#### PROBLEM DESCRIPTION
Repeat, exactly and in full, the lines of the listing below, but without any pictures.

#### Structured figure records
::::
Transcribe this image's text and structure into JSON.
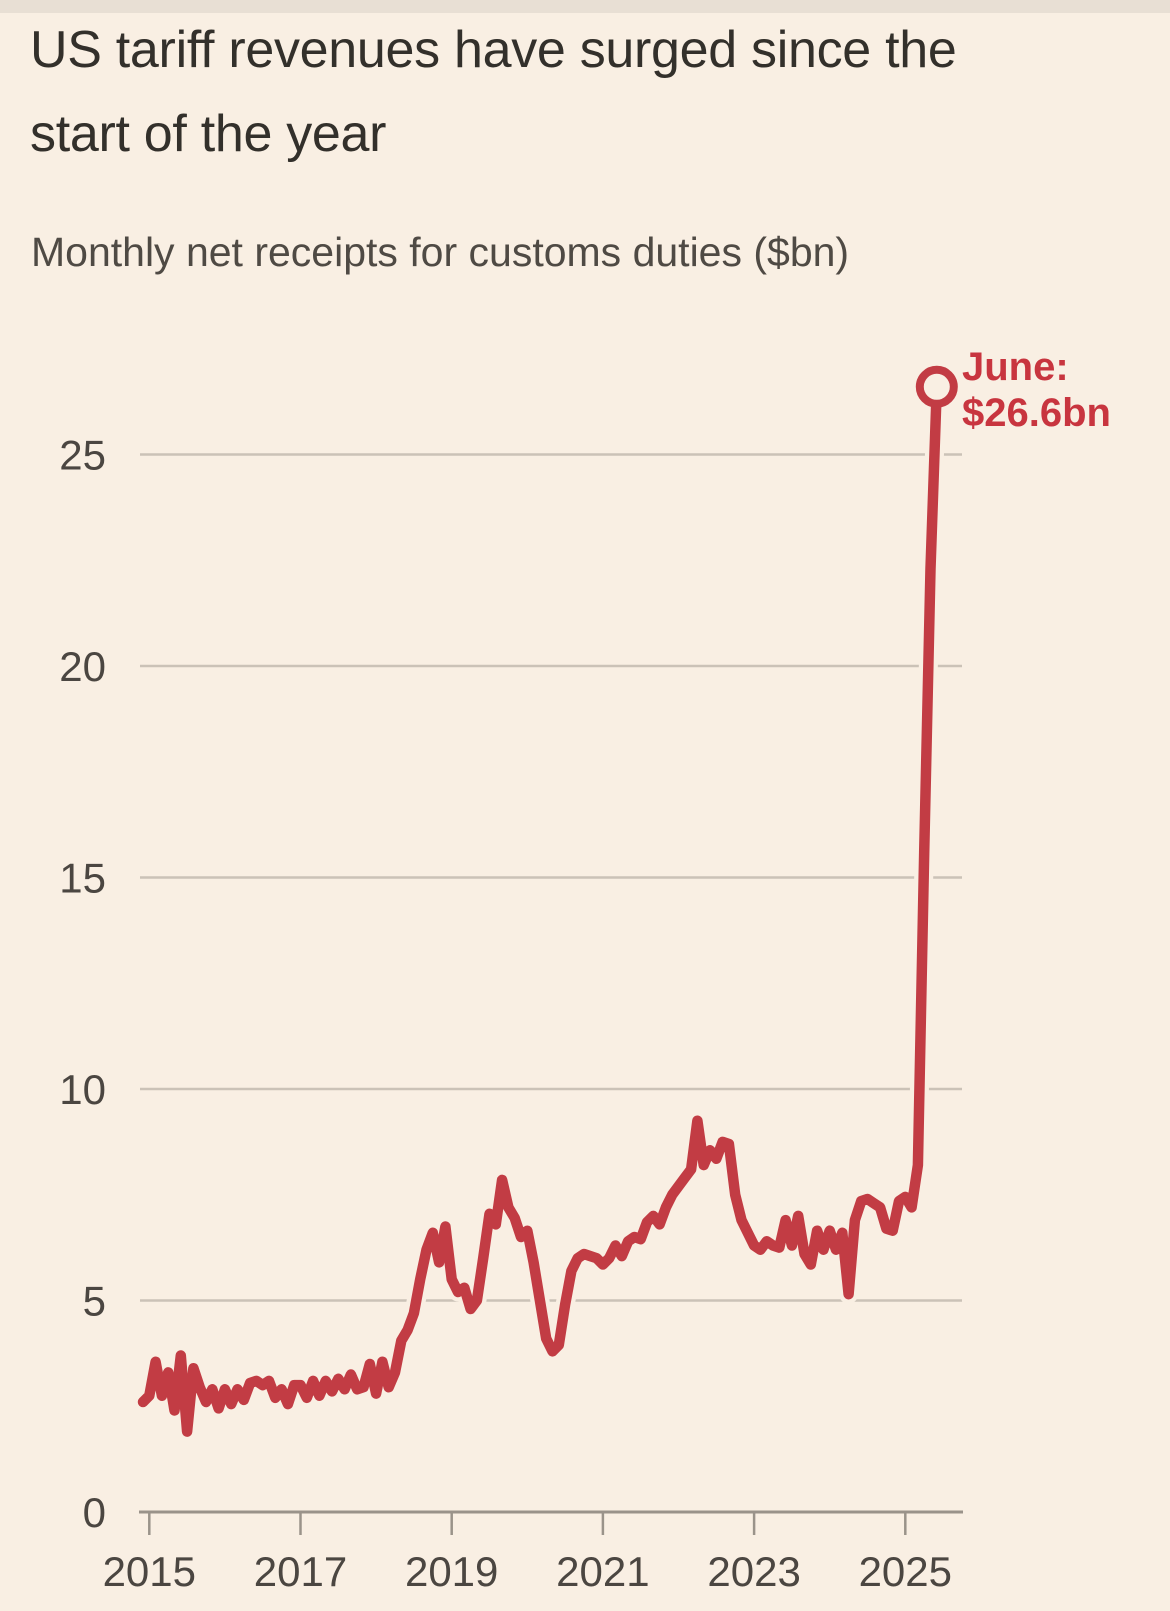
{
  "colors": {
    "background": "#f9efe3",
    "top_edge": "#e8dfd4",
    "title": "#33302b",
    "subtitle": "#4f4a44",
    "tick_label": "#4b4641",
    "grid": "#cbc2b7",
    "axis": "#9a938a",
    "line": "#c23c44",
    "annotation": "#c8353f"
  },
  "header": {
    "title_line1": "US tariff revenues have surged since the",
    "title_line2": "start of the year",
    "subtitle": "Monthly net receipts for customs duties ($bn)"
  },
  "annotation": {
    "line1": "June:",
    "line2": "$26.6bn"
  },
  "chart_data": {
    "type": "line",
    "title": "US tariff revenues have surged since the start of the year",
    "subtitle": "Monthly net receipts for customs duties ($bn)",
    "unit": "$bn",
    "frequency": "monthly",
    "start": "2014-12",
    "end": "2025-06",
    "ylim": [
      0,
      27.6
    ],
    "grid": "horizontal",
    "legend": "none",
    "y_ticks": [
      0,
      5,
      10,
      15,
      20,
      25
    ],
    "x_tick_labels": [
      "2015",
      "2017",
      "2019",
      "2021",
      "2023",
      "2025"
    ],
    "series_name": "Monthly net receipts for customs duties",
    "values": [
      2.6,
      2.75,
      3.55,
      2.75,
      3.3,
      2.4,
      3.7,
      1.9,
      3.4,
      2.95,
      2.6,
      2.9,
      2.45,
      2.9,
      2.55,
      2.9,
      2.65,
      3.05,
      3.1,
      3.0,
      3.1,
      2.7,
      2.9,
      2.55,
      3.0,
      3.0,
      2.7,
      3.1,
      2.75,
      3.1,
      2.85,
      3.15,
      2.9,
      3.25,
      2.9,
      2.95,
      3.5,
      2.8,
      3.55,
      2.95,
      3.3,
      4.05,
      4.3,
      4.7,
      5.5,
      6.2,
      6.6,
      5.9,
      6.75,
      5.5,
      5.2,
      5.3,
      4.8,
      5.0,
      6.0,
      7.05,
      6.8,
      7.85,
      7.2,
      6.95,
      6.5,
      6.65,
      5.9,
      5.0,
      4.1,
      3.8,
      3.95,
      4.9,
      5.7,
      6.0,
      6.1,
      6.05,
      6.0,
      5.85,
      6.0,
      6.3,
      6.05,
      6.4,
      6.5,
      6.45,
      6.85,
      7.0,
      6.8,
      7.2,
      7.5,
      7.7,
      7.9,
      8.1,
      9.25,
      8.2,
      8.55,
      8.35,
      8.75,
      8.7,
      7.5,
      6.9,
      6.6,
      6.3,
      6.2,
      6.4,
      6.3,
      6.25,
      6.9,
      6.3,
      7.0,
      6.1,
      5.85,
      6.65,
      6.2,
      6.65,
      6.2,
      6.6,
      5.15,
      6.9,
      7.35,
      7.4,
      7.3,
      7.2,
      6.7,
      6.65,
      7.35,
      7.45,
      7.2,
      8.2,
      15.6,
      22.3,
      26.6
    ],
    "highlight": {
      "month": "2025-06",
      "value": 26.6,
      "label": "June: $26.6bn",
      "marker": "open-circle"
    }
  }
}
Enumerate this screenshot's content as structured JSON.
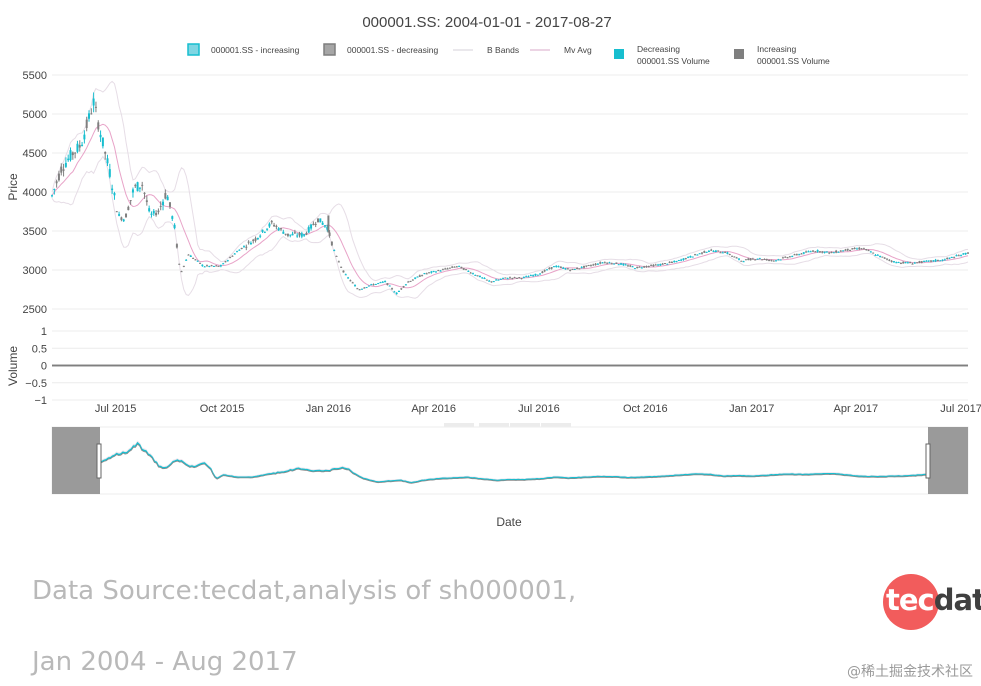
::::
#### RESPONSE FOR THIS EXERCISE
Transcribe this image's text and structure into JSON.
{
  "colors": {
    "background": "#f9efe3",
    "top_edge": "#e8dfd4",
    "title": "#33302b",
    "subtitle": "#4f4a44",
    "tick_label": "#4b4641",
    "grid": "#cbc2b7",
    "axis": "#9a938a",
    "line": "#c23c44",
    "annotation": "#c8353f"
  },
  "header": {
    "title_line1": "US tariff revenues have surged since the",
    "title_line2": "start of the year",
    "subtitle": "Monthly net receipts for customs duties ($bn)"
  },
  "annotation": {
    "line1": "June:",
    "line2": "$26.6bn"
  },
  "chart_data": {
    "type": "line",
    "title": "US tariff revenues have surged since the start of the year",
    "subtitle": "Monthly net receipts for customs duties ($bn)",
    "unit": "$bn",
    "frequency": "monthly",
    "start": "2014-12",
    "end": "2025-06",
    "ylim": [
      0,
      27.6
    ],
    "grid": "horizontal",
    "legend": "none",
    "y_ticks": [
      0,
      5,
      10,
      15,
      20,
      25
    ],
    "x_tick_labels": [
      "2015",
      "2017",
      "2019",
      "2021",
      "2023",
      "2025"
    ],
    "series_name": "Monthly net receipts for customs duties",
    "values": [
      2.6,
      2.75,
      3.55,
      2.75,
      3.3,
      2.4,
      3.7,
      1.9,
      3.4,
      2.95,
      2.6,
      2.9,
      2.45,
      2.9,
      2.55,
      2.9,
      2.65,
      3.05,
      3.1,
      3.0,
      3.1,
      2.7,
      2.9,
      2.55,
      3.0,
      3.0,
      2.7,
      3.1,
      2.75,
      3.1,
      2.85,
      3.15,
      2.9,
      3.25,
      2.9,
      2.95,
      3.5,
      2.8,
      3.55,
      2.95,
      3.3,
      4.05,
      4.3,
      4.7,
      5.5,
      6.2,
      6.6,
      5.9,
      6.75,
      5.5,
      5.2,
      5.3,
      4.8,
      5.0,
      6.0,
      7.05,
      6.8,
      7.85,
      7.2,
      6.95,
      6.5,
      6.65,
      5.9,
      5.0,
      4.1,
      3.8,
      3.95,
      4.9,
      5.7,
      6.0,
      6.1,
      6.05,
      6.0,
      5.85,
      6.0,
      6.3,
      6.05,
      6.4,
      6.5,
      6.45,
      6.85,
      7.0,
      6.8,
      7.2,
      7.5,
      7.7,
      7.9,
      8.1,
      9.25,
      8.2,
      8.55,
      8.35,
      8.75,
      8.7,
      7.5,
      6.9,
      6.6,
      6.3,
      6.2,
      6.4,
      6.3,
      6.25,
      6.9,
      6.3,
      7.0,
      6.1,
      5.85,
      6.65,
      6.2,
      6.65,
      6.2,
      6.6,
      5.15,
      6.9,
      7.35,
      7.4,
      7.3,
      7.2,
      6.7,
      6.65,
      7.35,
      7.45,
      7.2,
      8.2,
      15.6,
      22.3,
      26.6
    ],
    "highlight": {
      "month": "2025-06",
      "value": 26.6,
      "label": "June: $26.6bn",
      "marker": "open-circle"
    }
  }
}
Enumerate this screenshot's content as structured JSON.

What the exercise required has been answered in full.